■ Data shown ■
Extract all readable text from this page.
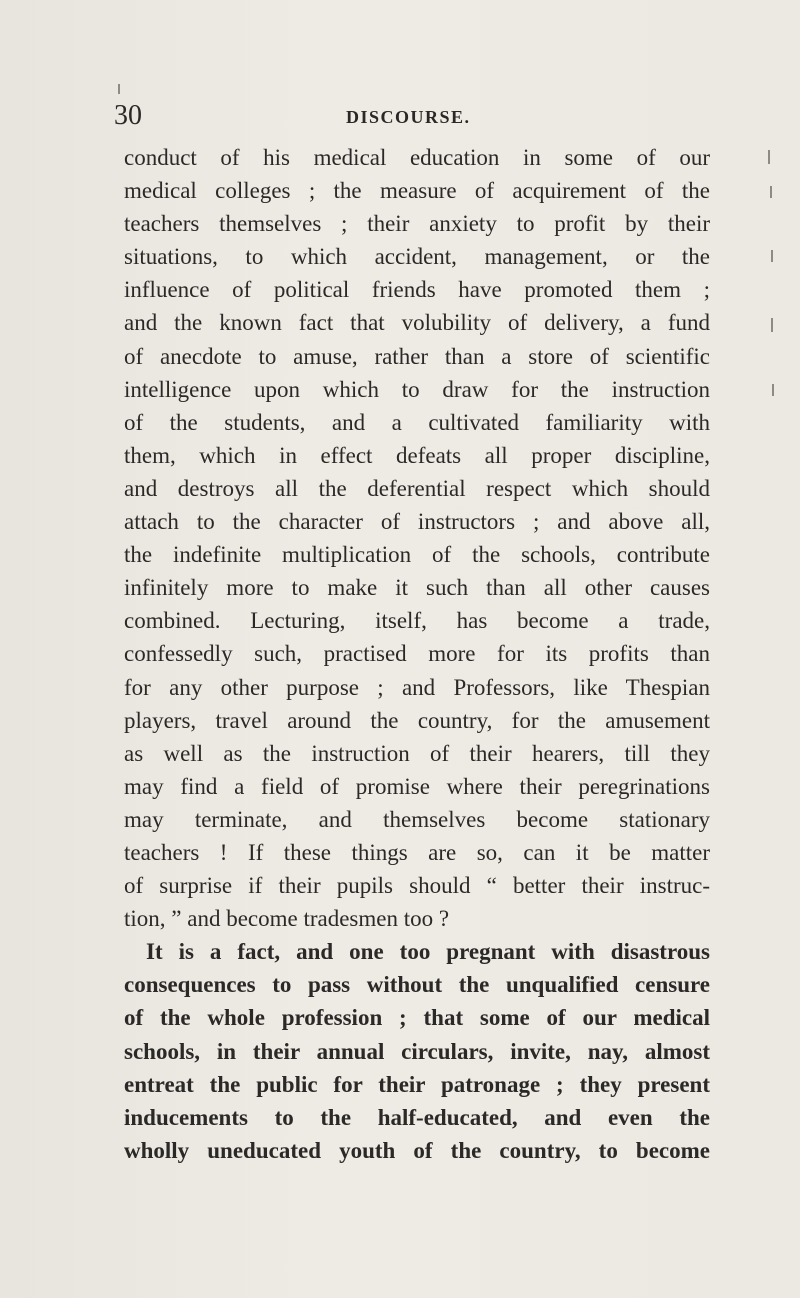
30	DISCOURSE.
conduct of his medical education in some of our
medical colleges ; the measure of acquirement of the
teachers themselves ; their anxiety to profit by their
situations, to which accident, management, or the
influence of political friends have promoted them ;
and the known fact that volubility of delivery, a fund
of anecdote to amuse, rather than a store of scientific
intelligence upon which to draw for the instruction
of the students, and a cultivated familiarity with
them, which in effect defeats all proper discipline,
and destroys all the deferential respect which should
attach to the character of instructors ; and above all,
the indefinite multiplication of the schools, contribute
infinitely more to make it such than all other causes
combined. Lecturing, itself, has become a trade,
confessedly such, practised more for its profits than
for any other purpose ; and Professors, like Thespian
players, travel around the country, for the amusement
as well as the instruction of their hearers, till they
may find a field of promise where their peregrinations
may terminate, and themselves become stationary
teachers ! If these things are so, can it be matter
of surprise if their pupils should “ better their instruc-
tion, ” and become tradesmen too ?
It is a fact, and one too pregnant with disastrous
consequences to pass without the unqualified censure
of the whole profession ; that some of our medical
schools, in their annual circulars, invite, nay, almost
entreat the public for their patronage ; they present
inducements to the half-educated, and even the
wholly uneducated youth of the country, to become
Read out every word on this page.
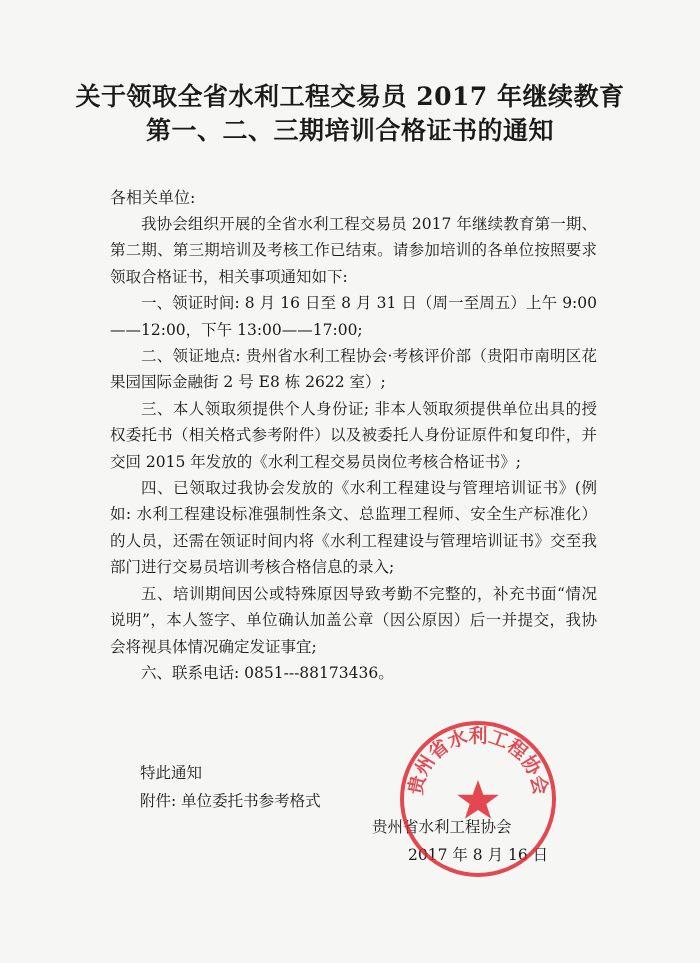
关于领取全省水利工程交易员 2017 年继续教育
第一、二、三期培训合格证书的通知
各相关单位:

我协会组织开展的全省水利工程交易员 2017 年继续教育第一期、第二期、第三期培训及考核工作已结束。请参加培训的各单位按照要求领取合格证书，相关事项通知如下:

一、领证时间: 8 月 16 日至 8 月 31 日（周一至周五）上午 9:00——12:00，下午 13:00——17:00;

二、领证地点: 贵州省水利工程协会·考核评价部（贵阳市南明区花果园国际金融街 2 号 E8 栋 2622 室）;

三、本人领取须提供个人身份证; 非本人领取须提供单位出具的授权委托书（相关格式参考附件）以及被委托人身份证原件和复印件，并交回 2015 年发放的《水利工程交易员岗位考核合格证书》;

四、已领取过我协会发放的《水利工程建设与管理培训证书》(例如: 水利工程建设标准强制性条文、总监理工程师、安全生产标准化）的人员，还需在领证时间内将《水利工程建设与管理培训证书》交至我部门进行交易员培训考核合格信息的录入;

五、培训期间因公或特殊原因导致考勤不完整的，补充书面“情况说明”，本人签字、单位确认加盖公章（因公原因）后一并提交，我协会将视具体情况确定发证事宜;

六、联系电话: 0851---88173436。

特此通知
附件: 单位委托书参考格式
贵州省水利工程协会
2017 年 8 月 16 日
贵州省水利工程协会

■ Exercise task ■
Every record above must be given again exactly; drop the pictures.

■ Response to this exercise ■
Extract all readable text from this page.
30	DISCOURSE.
conduct of his medical education in some of our
medical colleges ; the measure of acquirement of the
teachers themselves ; their anxiety to profit by their
situations, to which accident, management, or the
influence of political friends have promoted them ;
and the known fact that volubility of delivery, a fund
of anecdote to amuse, rather than a store of scientific
intelligence upon which to draw for the instruction
of the students, and a cultivated familiarity with
them, which in effect defeats all proper discipline,
and destroys all the deferential respect which should
attach to the character of instructors ; and above all,
the indefinite multiplication of the schools, contribute
infinitely more to make it such than all other causes
combined. Lecturing, itself, has become a trade,
confessedly such, practised more for its profits than
for any other purpose ; and Professors, like Thespian
players, travel around the country, for the amusement
as well as the instruction of their hearers, till they
may find a field of promise where their peregrinations
may terminate, and themselves become stationary
teachers ! If these things are so, can it be matter
of surprise if their pupils should “ better their instruc-
tion, ” and become tradesmen too ?
It is a fact, and one too pregnant with disastrous
consequences to pass without the unqualified censure
of the whole profession ; that some of our medical
schools, in their annual circulars, invite, nay, almost
entreat the public for their patronage ; they present
inducements to the half-educated, and even the
wholly uneducated youth of the country, to become
Read out every word on this page.
关于领取全省水利工程交易员 2017 年继续教育
第一、二、三期培训合格证书的通知
各相关单位:

我协会组织开展的全省水利工程交易员 2017 年继续教育第一期、第二期、第三期培训及考核工作已结束。请参加培训的各单位按照要求领取合格证书，相关事项通知如下:

一、领证时间: 8 月 16 日至 8 月 31 日（周一至周五）上午 9:00——12:00，下午 13:00——17:00;

二、领证地点: 贵州省水利工程协会·考核评价部（贵阳市南明区花果园国际金融街 2 号 E8 栋 2622 室）;

三、本人领取须提供个人身份证; 非本人领取须提供单位出具的授权委托书（相关格式参考附件）以及被委托人身份证原件和复印件，并交回 2015 年发放的《水利工程交易员岗位考核合格证书》;

四、已领取过我协会发放的《水利工程建设与管理培训证书》(例如: 水利工程建设标准强制性条文、总监理工程师、安全生产标准化）的人员，还需在领证时间内将《水利工程建设与管理培训证书》交至我部门进行交易员培训考核合格信息的录入;

五、培训期间因公或特殊原因导致考勤不完整的，补充书面“情况说明”，本人签字、单位确认加盖公章（因公原因）后一并提交，我协会将视具体情况确定发证事宜;

六、联系电话: 0851---88173436。

特此通知
附件: 单位委托书参考格式
贵州省水利工程协会
2017 年 8 月 16 日
贵州省水利工程协会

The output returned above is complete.